Layout dataset entries:

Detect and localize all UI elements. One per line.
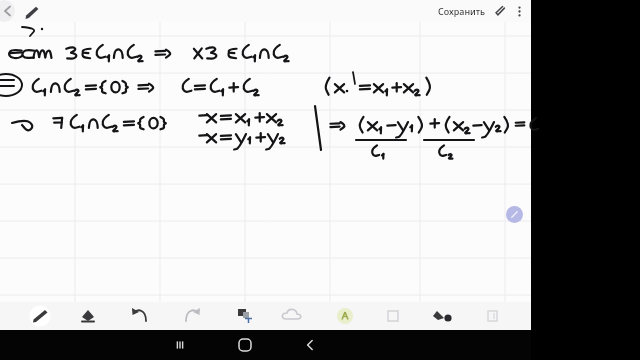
button[interactable]: Ink colour (429, 302, 457, 330)
button[interactable]: Select (379, 302, 407, 330)
button[interactable]: Highlighter (331, 302, 359, 330)
staticText: Сохранить (438, 5, 486, 17)
button[interactable]: More options (510, 2, 528, 20)
button[interactable]: Pen settings (506, 206, 523, 223)
button[interactable]: Сохранить (434, 3, 490, 19)
button[interactable]: Back (0, 0, 15, 22)
button[interactable]: Text (229, 302, 257, 330)
button[interactable]: More tools (478, 302, 506, 330)
button[interactable]: Pen (26, 302, 54, 330)
button[interactable]: Back (295, 330, 325, 360)
button[interactable]: Redo (178, 302, 206, 330)
button[interactable]: Home (230, 330, 260, 360)
button[interactable]: Recents (165, 330, 195, 360)
button[interactable]: Pen (21, 1, 41, 21)
button[interactable]: Attach (490, 1, 510, 21)
button[interactable]: Undo (126, 302, 154, 330)
button[interactable]: Cloud sync (279, 302, 307, 330)
button[interactable]: Eraser (74, 302, 102, 330)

### The problem
Rewrite every item with "Highlighter" replaced by "Marker" and everything else unchanged, leaving out the pictures.

### Written answer
Detect and localize all UI elements. One per line.
button[interactable]: Ink colour (429, 302, 457, 330)
button[interactable]: Select (379, 302, 407, 330)
button[interactable]: Marker (331, 302, 359, 330)
staticText: Сохранить (438, 5, 486, 17)
button[interactable]: More options (510, 2, 528, 20)
button[interactable]: Pen settings (506, 206, 523, 223)
button[interactable]: Сохранить (434, 3, 490, 19)
button[interactable]: Back (0, 0, 15, 22)
button[interactable]: Text (229, 302, 257, 330)
button[interactable]: More tools (478, 302, 506, 330)
button[interactable]: Pen (26, 302, 54, 330)
button[interactable]: Back (295, 330, 325, 360)
button[interactable]: Redo (178, 302, 206, 330)
button[interactable]: Home (230, 330, 260, 360)
button[interactable]: Recents (165, 330, 195, 360)
button[interactable]: Pen (21, 1, 41, 21)
button[interactable]: Attach (490, 1, 510, 21)
button[interactable]: Undo (126, 302, 154, 330)
button[interactable]: Cloud sync (279, 302, 307, 330)
button[interactable]: Eraser (74, 302, 102, 330)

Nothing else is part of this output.